— Start —

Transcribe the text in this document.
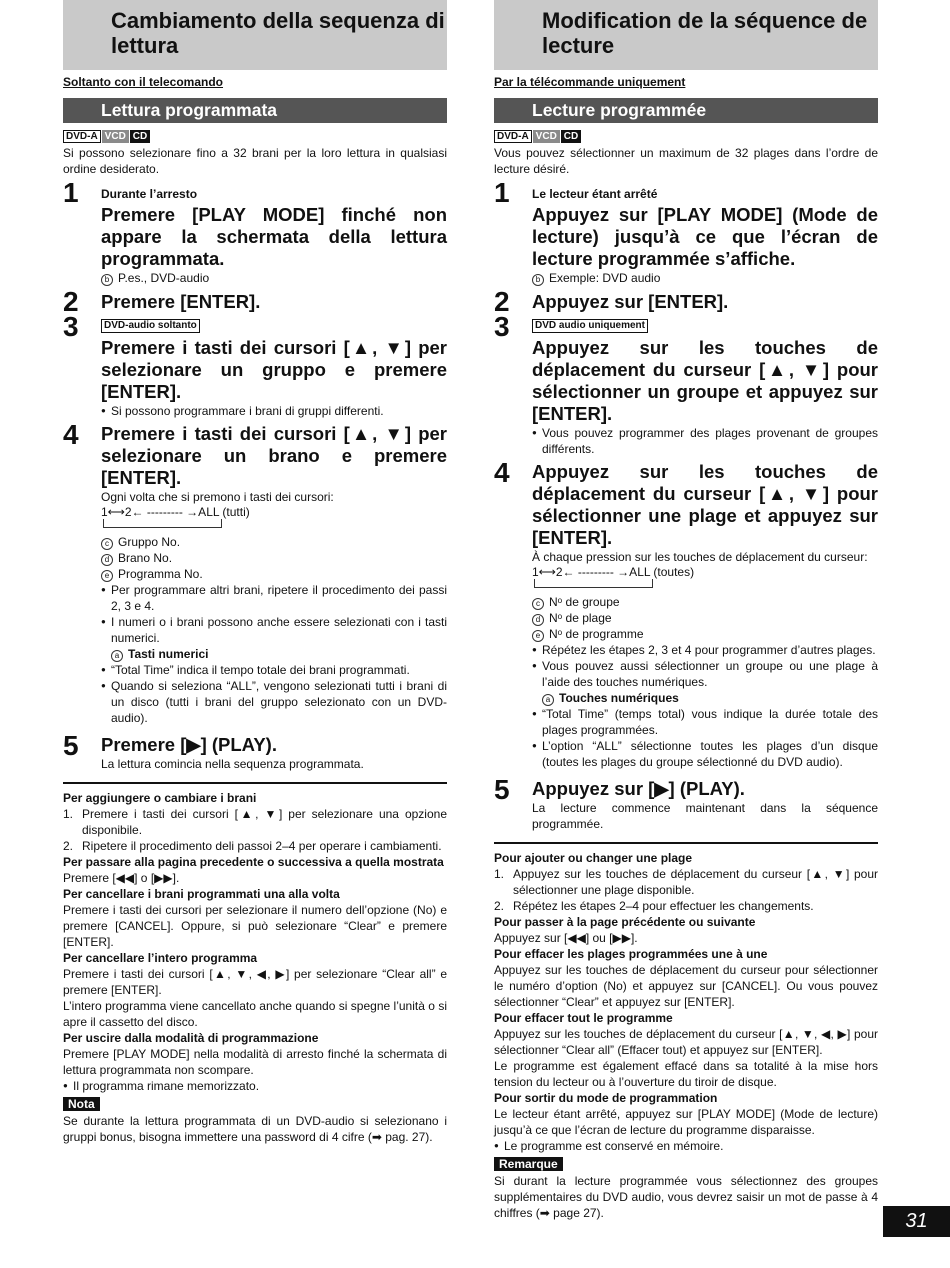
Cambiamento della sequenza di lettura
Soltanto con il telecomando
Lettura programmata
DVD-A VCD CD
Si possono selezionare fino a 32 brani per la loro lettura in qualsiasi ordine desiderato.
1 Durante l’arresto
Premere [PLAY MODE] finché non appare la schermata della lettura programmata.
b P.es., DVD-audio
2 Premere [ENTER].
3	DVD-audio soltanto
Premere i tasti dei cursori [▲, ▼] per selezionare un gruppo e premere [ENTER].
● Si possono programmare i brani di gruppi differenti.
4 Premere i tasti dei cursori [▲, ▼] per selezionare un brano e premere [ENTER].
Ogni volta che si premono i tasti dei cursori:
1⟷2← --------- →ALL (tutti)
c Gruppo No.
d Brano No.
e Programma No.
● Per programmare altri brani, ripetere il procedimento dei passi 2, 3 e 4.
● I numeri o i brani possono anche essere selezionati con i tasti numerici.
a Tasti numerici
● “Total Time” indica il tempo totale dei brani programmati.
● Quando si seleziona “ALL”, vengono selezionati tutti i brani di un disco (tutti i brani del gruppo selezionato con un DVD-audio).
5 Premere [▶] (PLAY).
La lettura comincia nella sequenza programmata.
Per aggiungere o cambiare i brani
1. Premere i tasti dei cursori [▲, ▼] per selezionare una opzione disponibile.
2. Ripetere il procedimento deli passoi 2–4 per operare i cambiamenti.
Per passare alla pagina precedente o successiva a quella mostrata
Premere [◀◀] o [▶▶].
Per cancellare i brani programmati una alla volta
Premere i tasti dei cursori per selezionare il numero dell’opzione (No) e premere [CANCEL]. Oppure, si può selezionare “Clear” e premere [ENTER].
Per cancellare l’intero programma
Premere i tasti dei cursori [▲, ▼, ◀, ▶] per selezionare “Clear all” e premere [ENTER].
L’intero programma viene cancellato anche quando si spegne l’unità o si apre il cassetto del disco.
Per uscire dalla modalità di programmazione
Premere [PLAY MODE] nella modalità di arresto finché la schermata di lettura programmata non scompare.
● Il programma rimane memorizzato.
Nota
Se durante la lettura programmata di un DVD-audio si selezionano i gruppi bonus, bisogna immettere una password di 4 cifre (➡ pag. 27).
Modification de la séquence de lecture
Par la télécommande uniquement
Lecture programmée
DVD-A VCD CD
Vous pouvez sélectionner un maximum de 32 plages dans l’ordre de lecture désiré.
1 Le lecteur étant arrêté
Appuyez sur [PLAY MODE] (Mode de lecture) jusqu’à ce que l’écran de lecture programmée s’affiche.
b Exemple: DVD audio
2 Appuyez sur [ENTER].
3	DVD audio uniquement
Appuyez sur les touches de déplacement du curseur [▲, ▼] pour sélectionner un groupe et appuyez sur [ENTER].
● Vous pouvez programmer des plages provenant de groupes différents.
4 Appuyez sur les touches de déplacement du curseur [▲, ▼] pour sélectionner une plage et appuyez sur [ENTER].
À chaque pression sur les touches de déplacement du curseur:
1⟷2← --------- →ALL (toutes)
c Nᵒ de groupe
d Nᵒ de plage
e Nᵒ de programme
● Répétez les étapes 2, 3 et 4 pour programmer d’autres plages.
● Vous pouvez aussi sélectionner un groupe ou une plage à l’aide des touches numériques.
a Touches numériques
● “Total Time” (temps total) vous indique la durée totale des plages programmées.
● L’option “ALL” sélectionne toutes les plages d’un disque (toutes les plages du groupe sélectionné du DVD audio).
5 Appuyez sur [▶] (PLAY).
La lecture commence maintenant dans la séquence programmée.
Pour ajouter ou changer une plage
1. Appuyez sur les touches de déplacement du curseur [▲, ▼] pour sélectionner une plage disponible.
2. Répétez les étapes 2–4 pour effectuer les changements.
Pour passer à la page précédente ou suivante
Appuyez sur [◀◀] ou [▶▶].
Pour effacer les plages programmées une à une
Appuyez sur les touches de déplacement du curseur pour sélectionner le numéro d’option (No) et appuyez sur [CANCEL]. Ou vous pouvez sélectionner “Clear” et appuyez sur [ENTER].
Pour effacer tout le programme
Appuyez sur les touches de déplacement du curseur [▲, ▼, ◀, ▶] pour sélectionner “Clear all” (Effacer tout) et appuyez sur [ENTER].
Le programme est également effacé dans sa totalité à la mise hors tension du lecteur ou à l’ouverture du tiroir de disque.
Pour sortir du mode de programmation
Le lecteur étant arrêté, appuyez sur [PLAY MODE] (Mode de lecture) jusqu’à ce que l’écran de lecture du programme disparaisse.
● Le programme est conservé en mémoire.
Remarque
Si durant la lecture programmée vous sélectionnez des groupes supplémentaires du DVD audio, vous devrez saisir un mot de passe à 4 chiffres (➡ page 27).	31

— End —
— Start —

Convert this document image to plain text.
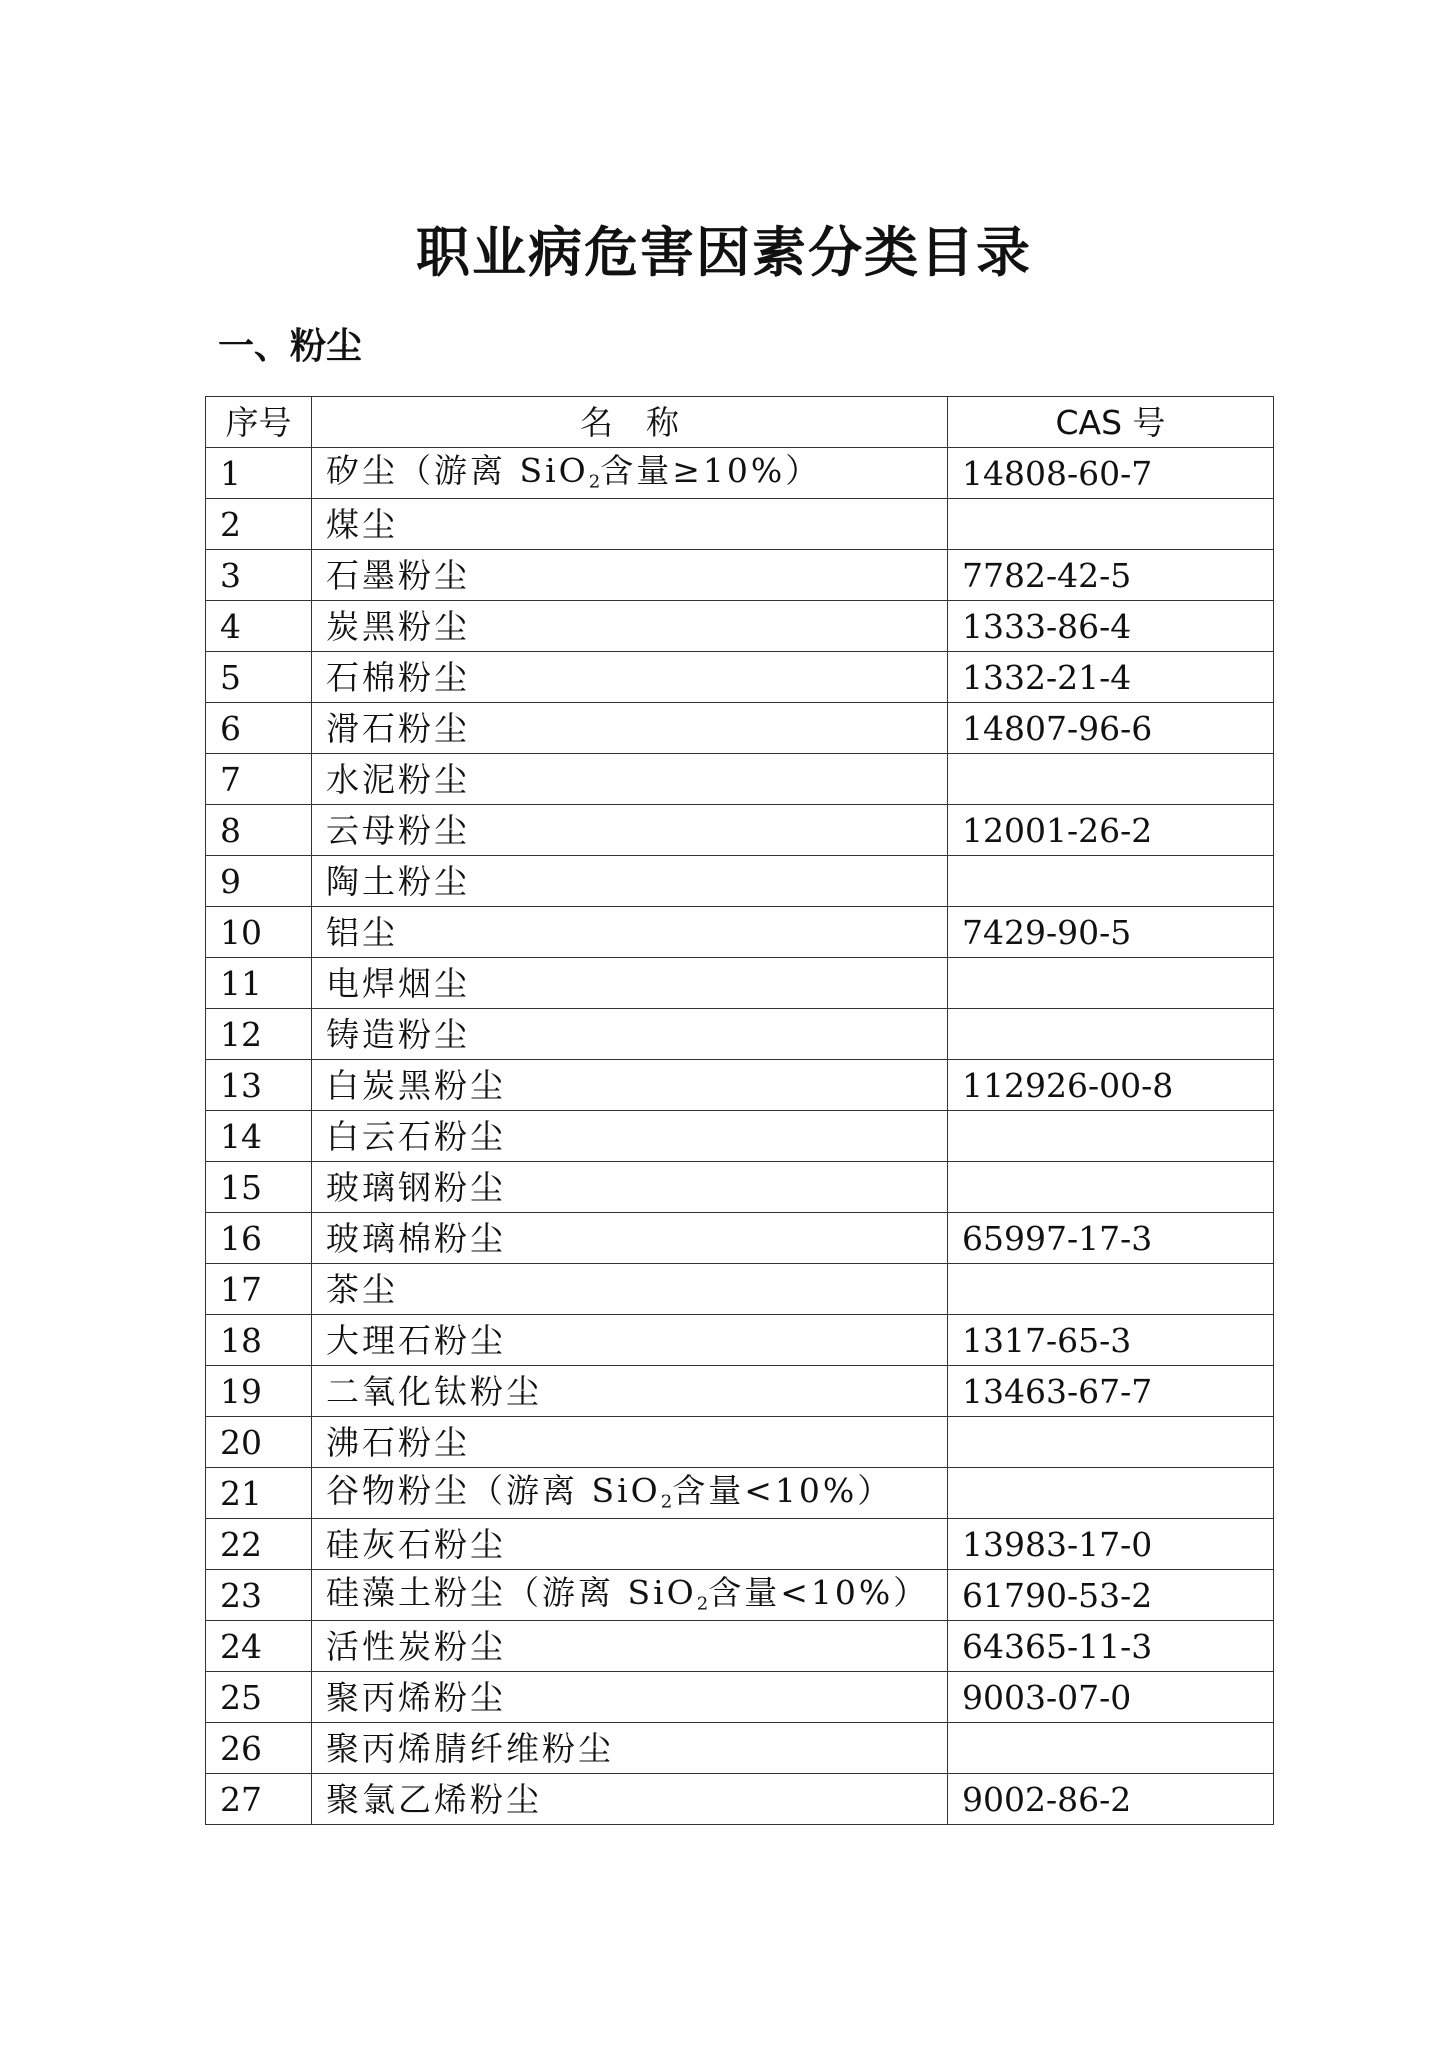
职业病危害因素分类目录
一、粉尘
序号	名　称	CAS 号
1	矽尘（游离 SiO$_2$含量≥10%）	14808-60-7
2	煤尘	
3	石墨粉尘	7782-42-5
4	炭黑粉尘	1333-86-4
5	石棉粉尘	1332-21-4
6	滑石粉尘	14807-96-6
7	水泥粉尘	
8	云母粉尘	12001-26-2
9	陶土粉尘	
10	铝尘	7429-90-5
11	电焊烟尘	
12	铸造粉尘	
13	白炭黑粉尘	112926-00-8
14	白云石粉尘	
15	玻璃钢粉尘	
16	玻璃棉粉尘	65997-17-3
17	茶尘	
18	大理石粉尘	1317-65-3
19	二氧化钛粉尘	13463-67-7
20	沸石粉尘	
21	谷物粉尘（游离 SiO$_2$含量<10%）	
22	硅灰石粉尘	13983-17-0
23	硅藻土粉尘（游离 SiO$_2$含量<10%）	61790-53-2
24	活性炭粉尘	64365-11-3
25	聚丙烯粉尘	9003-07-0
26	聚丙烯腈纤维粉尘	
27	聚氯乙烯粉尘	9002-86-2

— End —

**Work to be completed:**
Return only the number of lines in the data above that include the word "Répétez".

**Worked answer:**
2